* _EXERCISE OBJECTIVE_:
Reproduce each of the items below, line for line and in the same order, without changing anything.

* _ENTRIES_:
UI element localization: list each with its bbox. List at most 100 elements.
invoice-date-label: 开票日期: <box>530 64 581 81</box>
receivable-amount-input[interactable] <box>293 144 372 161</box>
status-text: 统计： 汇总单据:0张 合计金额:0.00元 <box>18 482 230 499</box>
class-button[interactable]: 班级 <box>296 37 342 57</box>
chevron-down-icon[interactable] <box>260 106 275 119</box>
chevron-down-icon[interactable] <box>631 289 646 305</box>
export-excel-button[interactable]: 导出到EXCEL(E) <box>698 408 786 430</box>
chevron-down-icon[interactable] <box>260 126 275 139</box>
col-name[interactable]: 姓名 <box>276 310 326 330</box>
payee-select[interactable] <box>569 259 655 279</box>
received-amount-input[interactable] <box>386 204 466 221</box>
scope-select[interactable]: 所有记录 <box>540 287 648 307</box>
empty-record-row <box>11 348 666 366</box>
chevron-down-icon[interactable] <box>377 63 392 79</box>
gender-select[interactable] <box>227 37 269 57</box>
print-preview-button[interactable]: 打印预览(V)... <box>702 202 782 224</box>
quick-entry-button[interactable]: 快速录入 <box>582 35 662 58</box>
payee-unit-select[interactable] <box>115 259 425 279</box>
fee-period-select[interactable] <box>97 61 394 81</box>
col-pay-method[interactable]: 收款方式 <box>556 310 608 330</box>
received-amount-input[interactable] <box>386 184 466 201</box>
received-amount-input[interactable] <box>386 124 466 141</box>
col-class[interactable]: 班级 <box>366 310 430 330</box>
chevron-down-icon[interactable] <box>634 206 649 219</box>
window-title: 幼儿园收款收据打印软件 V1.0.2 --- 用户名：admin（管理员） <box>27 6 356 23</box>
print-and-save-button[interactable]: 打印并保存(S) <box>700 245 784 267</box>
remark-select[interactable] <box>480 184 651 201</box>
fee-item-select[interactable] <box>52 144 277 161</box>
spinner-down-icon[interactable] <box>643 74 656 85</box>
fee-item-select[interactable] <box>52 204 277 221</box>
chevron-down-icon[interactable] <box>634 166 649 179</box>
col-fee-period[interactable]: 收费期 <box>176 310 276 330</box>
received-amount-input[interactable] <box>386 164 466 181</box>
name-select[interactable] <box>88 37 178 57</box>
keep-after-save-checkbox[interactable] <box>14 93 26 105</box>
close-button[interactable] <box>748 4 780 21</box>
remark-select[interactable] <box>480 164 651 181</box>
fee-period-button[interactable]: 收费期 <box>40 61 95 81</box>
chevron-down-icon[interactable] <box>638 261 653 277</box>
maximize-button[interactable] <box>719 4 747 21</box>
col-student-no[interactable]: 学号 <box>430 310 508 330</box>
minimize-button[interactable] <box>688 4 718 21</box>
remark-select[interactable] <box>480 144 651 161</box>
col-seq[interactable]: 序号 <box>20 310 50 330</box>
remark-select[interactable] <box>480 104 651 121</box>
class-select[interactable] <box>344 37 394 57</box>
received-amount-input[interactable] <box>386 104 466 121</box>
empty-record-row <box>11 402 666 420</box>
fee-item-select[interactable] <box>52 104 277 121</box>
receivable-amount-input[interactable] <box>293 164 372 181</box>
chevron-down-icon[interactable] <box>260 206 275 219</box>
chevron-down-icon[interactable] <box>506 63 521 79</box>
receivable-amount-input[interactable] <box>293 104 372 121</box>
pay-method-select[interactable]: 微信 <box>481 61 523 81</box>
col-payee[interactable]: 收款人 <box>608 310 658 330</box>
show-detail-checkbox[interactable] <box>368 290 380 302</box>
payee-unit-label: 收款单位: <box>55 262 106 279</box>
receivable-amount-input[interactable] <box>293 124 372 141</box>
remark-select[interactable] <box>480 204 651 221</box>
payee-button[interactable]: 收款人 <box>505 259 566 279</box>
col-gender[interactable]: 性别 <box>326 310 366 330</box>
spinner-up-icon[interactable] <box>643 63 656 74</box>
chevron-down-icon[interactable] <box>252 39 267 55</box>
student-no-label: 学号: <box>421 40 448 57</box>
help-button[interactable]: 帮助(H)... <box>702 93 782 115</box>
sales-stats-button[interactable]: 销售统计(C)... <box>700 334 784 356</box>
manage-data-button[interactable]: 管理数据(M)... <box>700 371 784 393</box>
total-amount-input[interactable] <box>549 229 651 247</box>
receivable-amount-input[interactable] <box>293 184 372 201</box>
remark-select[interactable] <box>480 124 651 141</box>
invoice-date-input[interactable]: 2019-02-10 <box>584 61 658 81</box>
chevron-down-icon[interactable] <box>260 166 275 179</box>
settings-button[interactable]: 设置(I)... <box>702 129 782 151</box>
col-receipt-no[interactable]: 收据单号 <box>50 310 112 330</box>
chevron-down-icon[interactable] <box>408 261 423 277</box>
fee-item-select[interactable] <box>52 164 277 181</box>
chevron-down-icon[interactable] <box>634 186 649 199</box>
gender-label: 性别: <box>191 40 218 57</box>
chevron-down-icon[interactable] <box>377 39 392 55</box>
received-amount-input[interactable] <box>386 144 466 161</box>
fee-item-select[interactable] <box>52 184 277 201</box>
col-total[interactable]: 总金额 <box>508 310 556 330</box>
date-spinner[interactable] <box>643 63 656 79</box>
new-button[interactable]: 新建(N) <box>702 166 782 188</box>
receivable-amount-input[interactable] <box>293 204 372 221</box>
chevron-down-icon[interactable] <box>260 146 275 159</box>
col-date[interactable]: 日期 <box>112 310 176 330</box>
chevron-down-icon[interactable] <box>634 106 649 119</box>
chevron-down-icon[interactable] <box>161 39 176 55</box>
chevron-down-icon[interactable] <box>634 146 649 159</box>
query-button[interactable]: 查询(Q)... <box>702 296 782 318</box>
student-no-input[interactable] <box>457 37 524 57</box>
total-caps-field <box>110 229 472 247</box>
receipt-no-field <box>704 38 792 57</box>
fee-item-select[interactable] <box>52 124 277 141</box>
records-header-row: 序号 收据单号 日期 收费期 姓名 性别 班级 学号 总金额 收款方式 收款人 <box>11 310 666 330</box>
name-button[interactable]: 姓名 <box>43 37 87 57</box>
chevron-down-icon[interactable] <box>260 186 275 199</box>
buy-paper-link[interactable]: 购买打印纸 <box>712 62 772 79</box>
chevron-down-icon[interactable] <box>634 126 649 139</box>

* _TASK OUTPUT_:
UI element localization: list each with its bbox. List at most 100 elements.
invoice-date-label: 开票日期: <box>530 64 581 81</box>
receivable-amount-input[interactable] <box>293 144 372 161</box>
status-text: 统计： 汇总单据:0张 合计金额:0.00元 <box>18 482 230 499</box>
class-button[interactable]: 班级 <box>296 37 342 57</box>
chevron-down-icon[interactable] <box>260 106 275 119</box>
chevron-down-icon[interactable] <box>631 289 646 305</box>
export-excel-button[interactable]: 导出到EXCEL(E) <box>698 408 786 430</box>
chevron-down-icon[interactable] <box>260 126 275 139</box>
col-name[interactable]: 姓名 <box>276 310 326 330</box>
payee-select[interactable] <box>569 259 655 279</box>
received-amount-input[interactable] <box>386 204 466 221</box>
scope-select[interactable]: 所有记录 <box>540 287 648 307</box>
empty-record-row <box>11 348 666 366</box>
chevron-down-icon[interactable] <box>377 63 392 79</box>
gender-select[interactable] <box>227 37 269 57</box>
print-preview-button[interactable]: 打印预览(V)... <box>702 202 782 224</box>
quick-entry-button[interactable]: 快速录入 <box>582 35 662 58</box>
payee-unit-select[interactable] <box>115 259 425 279</box>
fee-period-select[interactable] <box>97 61 394 81</box>
col-pay-method[interactable]: 收款方式 <box>556 310 608 330</box>
received-amount-input[interactable] <box>386 184 466 201</box>
received-amount-input[interactable] <box>386 124 466 141</box>
col-class[interactable]: 班级 <box>366 310 430 330</box>
chevron-down-icon[interactable] <box>634 206 649 219</box>
window-title: 幼儿园收款收据打印软件 V1.0.2 --- 用户名：admin（管理员） <box>27 6 356 23</box>
print-and-save-button[interactable]: 打印并保存(S) <box>700 245 784 267</box>
remark-select[interactable] <box>480 184 651 201</box>
fee-item-select[interactable] <box>52 144 277 161</box>
spinner-down-icon[interactable] <box>643 74 656 85</box>
fee-item-select[interactable] <box>52 204 277 221</box>
chevron-down-icon[interactable] <box>634 166 649 179</box>
col-fee-period[interactable]: 收费期 <box>176 310 276 330</box>
received-amount-input[interactable] <box>386 164 466 181</box>
name-select[interactable] <box>88 37 178 57</box>
keep-after-save-checkbox[interactable] <box>14 93 26 105</box>
close-button[interactable] <box>748 4 780 21</box>
remark-select[interactable] <box>480 164 651 181</box>
fee-period-button[interactable]: 收费期 <box>40 61 95 81</box>
chevron-down-icon[interactable] <box>638 261 653 277</box>
maximize-button[interactable] <box>719 4 747 21</box>
col-student-no[interactable]: 学号 <box>430 310 508 330</box>
minimize-button[interactable] <box>688 4 718 21</box>
remark-select[interactable] <box>480 144 651 161</box>
col-seq[interactable]: 序号 <box>20 310 50 330</box>
remark-select[interactable] <box>480 104 651 121</box>
class-select[interactable] <box>344 37 394 57</box>
received-amount-input[interactable] <box>386 104 466 121</box>
empty-record-row <box>11 402 666 420</box>
fee-item-select[interactable] <box>52 104 277 121</box>
receivable-amount-input[interactable] <box>293 164 372 181</box>
chevron-down-icon[interactable] <box>260 206 275 219</box>
chevron-down-icon[interactable] <box>506 63 521 79</box>
receivable-amount-input[interactable] <box>293 104 372 121</box>
pay-method-select[interactable]: 微信 <box>481 61 523 81</box>
col-payee[interactable]: 收款人 <box>608 310 658 330</box>
show-detail-checkbox[interactable] <box>368 290 380 302</box>
payee-unit-label: 收款单位: <box>55 262 106 279</box>
receivable-amount-input[interactable] <box>293 124 372 141</box>
remark-select[interactable] <box>480 204 651 221</box>
payee-button[interactable]: 收款人 <box>505 259 566 279</box>
col-gender[interactable]: 性别 <box>326 310 366 330</box>
spinner-up-icon[interactable] <box>643 63 656 74</box>
chevron-down-icon[interactable] <box>252 39 267 55</box>
student-no-label: 学号: <box>421 40 448 57</box>
help-button[interactable]: 帮助(H)... <box>702 93 782 115</box>
sales-stats-button[interactable]: 销售统计(C)... <box>700 334 784 356</box>
manage-data-button[interactable]: 管理数据(M)... <box>700 371 784 393</box>
total-amount-input[interactable] <box>549 229 651 247</box>
receivable-amount-input[interactable] <box>293 184 372 201</box>
remark-select[interactable] <box>480 124 651 141</box>
invoice-date-input[interactable]: 2019-02-10 <box>584 61 658 81</box>
chevron-down-icon[interactable] <box>260 166 275 179</box>
settings-button[interactable]: 设置(I)... <box>702 129 782 151</box>
col-receipt-no[interactable]: 收据单号 <box>50 310 112 330</box>
chevron-down-icon[interactable] <box>408 261 423 277</box>
fee-item-select[interactable] <box>52 164 277 181</box>
chevron-down-icon[interactable] <box>634 186 649 199</box>
gender-label: 性别: <box>191 40 218 57</box>
chevron-down-icon[interactable] <box>377 39 392 55</box>
received-amount-input[interactable] <box>386 144 466 161</box>
fee-item-select[interactable] <box>52 184 277 201</box>
col-total[interactable]: 总金额 <box>508 310 556 330</box>
date-spinner[interactable] <box>643 63 656 79</box>
new-button[interactable]: 新建(N) <box>702 166 782 188</box>
receivable-amount-input[interactable] <box>293 204 372 221</box>
chevron-down-icon[interactable] <box>260 146 275 159</box>
col-date[interactable]: 日期 <box>112 310 176 330</box>
chevron-down-icon[interactable] <box>634 106 649 119</box>
chevron-down-icon[interactable] <box>161 39 176 55</box>
chevron-down-icon[interactable] <box>634 146 649 159</box>
query-button[interactable]: 查询(Q)... <box>702 296 782 318</box>
student-no-input[interactable] <box>457 37 524 57</box>
total-caps-field <box>110 229 472 247</box>
receipt-no-field <box>704 38 792 57</box>
fee-item-select[interactable] <box>52 124 277 141</box>
records-header-row: 序号 收据单号 日期 收费期 姓名 性别 班级 学号 总金额 收款方式 收款人 <box>11 310 666 330</box>
name-button[interactable]: 姓名 <box>43 37 87 57</box>
chevron-down-icon[interactable] <box>260 186 275 199</box>
buy-paper-link[interactable]: 购买打印纸 <box>712 62 772 79</box>
chevron-down-icon[interactable] <box>634 126 649 139</box>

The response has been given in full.